# Extract to read

User-defined Functions in Confluent Cloud for Apache Flink

Confluent Cloud for Apache Flink® supports user-defined functions (UDFs), which are extension points for running custom logic that you can’t express in the system-provided Flink SQL queries.

You can implement user-defined functions in Java, and you can use third-party libraries within a UDF. Currently, Confluent Cloud for Apache Flink supports only scalar functions, which map scalar values to a new scalar value.

Implementation considerations

All UDFs adhere to a few common implementation principles, which are described in the following sections.

The following code example shows how to implement a simple scalar function and how to call it in Flink SQL and the Table API.

For the Table API, you can register the function or use it directly inline.

For SQL queries, your UDF must be registered by using the CREATE FUNCTION statement. For more information, see Create a User-defined Function.

import org.apache.flink.table.api.*;
import org.apache.flink.table.functions.ScalarFunction;
import static org.apache.flink.table.api.Expressions.*;

// define function logic
public static class SubstringFunction extends ScalarFunction {
  public String eval(String s, Integer begin, Integer end) {
    return s.substring(begin, end);
  }
}

TableEnvironment env = TableEnvironment.create(...);

// Call the function inline without registering it in the Table API.
env.from("MyTable").select(call(SubstringFunction.class, $("myField"), 5, 12));

// Register the function.

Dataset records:
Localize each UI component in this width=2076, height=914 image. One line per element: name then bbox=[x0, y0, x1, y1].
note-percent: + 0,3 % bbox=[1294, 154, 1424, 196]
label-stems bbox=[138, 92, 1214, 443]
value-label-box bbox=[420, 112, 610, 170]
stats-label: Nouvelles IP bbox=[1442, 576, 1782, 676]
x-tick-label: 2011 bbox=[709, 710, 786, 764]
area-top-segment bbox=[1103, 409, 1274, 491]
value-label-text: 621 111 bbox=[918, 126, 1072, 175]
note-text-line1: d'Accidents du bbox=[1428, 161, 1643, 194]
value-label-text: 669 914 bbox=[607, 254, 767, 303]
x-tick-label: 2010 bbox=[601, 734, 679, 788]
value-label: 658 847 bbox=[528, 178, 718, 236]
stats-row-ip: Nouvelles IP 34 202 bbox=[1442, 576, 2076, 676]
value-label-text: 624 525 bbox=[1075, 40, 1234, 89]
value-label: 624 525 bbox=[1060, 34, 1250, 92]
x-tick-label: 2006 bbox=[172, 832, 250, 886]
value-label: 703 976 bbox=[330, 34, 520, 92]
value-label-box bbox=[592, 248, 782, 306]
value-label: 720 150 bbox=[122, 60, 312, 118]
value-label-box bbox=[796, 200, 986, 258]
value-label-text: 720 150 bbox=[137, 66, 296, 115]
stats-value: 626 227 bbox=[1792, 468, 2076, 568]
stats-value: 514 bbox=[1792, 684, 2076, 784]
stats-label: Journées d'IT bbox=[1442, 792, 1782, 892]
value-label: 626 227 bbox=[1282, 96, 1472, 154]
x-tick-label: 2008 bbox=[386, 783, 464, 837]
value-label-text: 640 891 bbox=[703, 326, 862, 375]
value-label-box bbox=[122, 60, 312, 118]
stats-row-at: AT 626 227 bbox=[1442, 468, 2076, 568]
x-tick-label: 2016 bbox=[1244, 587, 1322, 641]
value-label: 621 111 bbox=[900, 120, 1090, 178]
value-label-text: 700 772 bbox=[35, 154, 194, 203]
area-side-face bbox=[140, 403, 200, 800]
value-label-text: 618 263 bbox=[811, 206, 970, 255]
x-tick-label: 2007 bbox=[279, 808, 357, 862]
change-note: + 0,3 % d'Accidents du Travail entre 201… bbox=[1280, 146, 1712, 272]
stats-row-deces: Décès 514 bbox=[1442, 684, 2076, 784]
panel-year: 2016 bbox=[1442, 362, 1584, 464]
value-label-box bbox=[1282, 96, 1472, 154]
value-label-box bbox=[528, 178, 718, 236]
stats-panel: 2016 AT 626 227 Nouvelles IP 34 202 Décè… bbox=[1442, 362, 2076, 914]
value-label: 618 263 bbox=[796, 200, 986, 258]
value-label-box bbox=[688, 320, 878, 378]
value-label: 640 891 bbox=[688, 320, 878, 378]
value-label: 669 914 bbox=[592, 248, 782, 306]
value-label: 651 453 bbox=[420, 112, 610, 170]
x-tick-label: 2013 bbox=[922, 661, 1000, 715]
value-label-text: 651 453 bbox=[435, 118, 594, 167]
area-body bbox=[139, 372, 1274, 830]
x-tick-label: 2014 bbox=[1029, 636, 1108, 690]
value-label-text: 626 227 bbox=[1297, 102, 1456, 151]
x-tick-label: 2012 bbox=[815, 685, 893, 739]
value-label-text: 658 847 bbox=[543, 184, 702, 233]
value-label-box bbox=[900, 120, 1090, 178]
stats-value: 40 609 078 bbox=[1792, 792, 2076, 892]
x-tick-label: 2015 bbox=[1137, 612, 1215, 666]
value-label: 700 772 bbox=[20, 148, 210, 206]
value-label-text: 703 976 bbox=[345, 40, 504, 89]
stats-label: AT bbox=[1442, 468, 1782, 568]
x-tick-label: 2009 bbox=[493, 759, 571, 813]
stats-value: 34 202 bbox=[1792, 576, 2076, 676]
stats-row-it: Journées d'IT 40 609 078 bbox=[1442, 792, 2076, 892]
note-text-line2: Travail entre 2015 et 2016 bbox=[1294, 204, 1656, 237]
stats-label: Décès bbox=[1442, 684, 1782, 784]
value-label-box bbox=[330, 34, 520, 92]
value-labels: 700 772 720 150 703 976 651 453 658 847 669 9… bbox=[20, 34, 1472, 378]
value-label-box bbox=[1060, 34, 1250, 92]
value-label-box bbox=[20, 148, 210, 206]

# To be done
a – Print the lines of the listing from its first line through the line containing "panel-year: 2016 bbox=[1442, 362, 1584, 464]", both included.
b – Continue the page on user-defined functions in Confluent Cloud for Apache Flink from the point where it stops.
The page on user-defined functions and the listing have no connection to each other.

# Results for the exercise
a –
Localize each UI component in this width=2076, height=914 image. One line per element: name then bbox=[x0, y0, x1, y1].
note-percent: + 0,3 % bbox=[1294, 154, 1424, 196]
label-stems bbox=[138, 92, 1214, 443]
value-label-box bbox=[420, 112, 610, 170]
stats-label: Nouvelles IP bbox=[1442, 576, 1782, 676]
x-tick-label: 2011 bbox=[709, 710, 786, 764]
area-top-segment bbox=[1103, 409, 1274, 491]
value-label-text: 621 111 bbox=[918, 126, 1072, 175]
note-text-line1: d'Accidents du bbox=[1428, 161, 1643, 194]
value-label-text: 669 914 bbox=[607, 254, 767, 303]
x-tick-label: 2010 bbox=[601, 734, 679, 788]
value-label: 658 847 bbox=[528, 178, 718, 236]
stats-row-ip: Nouvelles IP 34 202 bbox=[1442, 576, 2076, 676]
value-label-text: 624 525 bbox=[1075, 40, 1234, 89]
value-label: 624 525 bbox=[1060, 34, 1250, 92]
x-tick-label: 2006 bbox=[172, 832, 250, 886]
value-label: 703 976 bbox=[330, 34, 520, 92]
value-label-box bbox=[592, 248, 782, 306]
value-label: 720 150 bbox=[122, 60, 312, 118]
value-label-box bbox=[796, 200, 986, 258]
value-label-text: 720 150 bbox=[137, 66, 296, 115]
stats-value: 626 227 bbox=[1792, 468, 2076, 568]
stats-value: 514 bbox=[1792, 684, 2076, 784]
stats-label: Journées d'IT bbox=[1442, 792, 1782, 892]
value-label: 626 227 bbox=[1282, 96, 1472, 154]
x-tick-label: 2008 bbox=[386, 783, 464, 837]
value-label-text: 640 891 bbox=[703, 326, 862, 375]
value-label-box bbox=[122, 60, 312, 118]
stats-row-at: AT 626 227 bbox=[1442, 468, 2076, 568]
x-tick-label: 2016 bbox=[1244, 587, 1322, 641]
value-label: 621 111 bbox=[900, 120, 1090, 178]
value-label-text: 700 772 bbox=[35, 154, 194, 203]
area-side-face bbox=[140, 403, 200, 800]
value-label-text: 618 263 bbox=[811, 206, 970, 255]
x-tick-label: 2007 bbox=[279, 808, 357, 862]
change-note: + 0,3 % d'Accidents du Travail entre 201… bbox=[1280, 146, 1712, 272]
stats-row-deces: Décès 514 bbox=[1442, 684, 2076, 784]
panel-year: 2016 bbox=[1442, 362, 1584, 464]

b –
env.createTemporarySystemFunction("SubstringFunction", SubstringFunction.class);

// Call the registered function in the Table API.
env.from("MyTable").select(call("SubstringFunction", $("myField"), 5, 12));

// Call the registered function in SQL.
env.sqlQuery("SELECT SubstringFunction(myField, 5, 12) FROM MyTable");

// Call the registered function in SQL using named parameters.
env.sqlQuery("SELECT SubstringFunction(param1 => myField, param2 => 5, param3 => 12) FROM MyTable");

Function class

Your implementation class must extend one of the system-provided base classes. For example, scalar functions extend the org.apache.flink.table.functions.ScalarFunction class.

The class must be declared public, not abstract, and must be accessible globally. Non-static inner or anonymous classes are not supported.

For storing a user-defined function in a persistent catalog, the class must have a default constructor and must be instantiable during runtime. Anonymous functions in the Table API can only be persisted if the function is not stateful, which means that it contains only transient and static fields.

Evaluation methods

The ScalarFunction base class provides a set of methods that you can override, like open(), close(), isDeterministic(), and supportsConstantFolding().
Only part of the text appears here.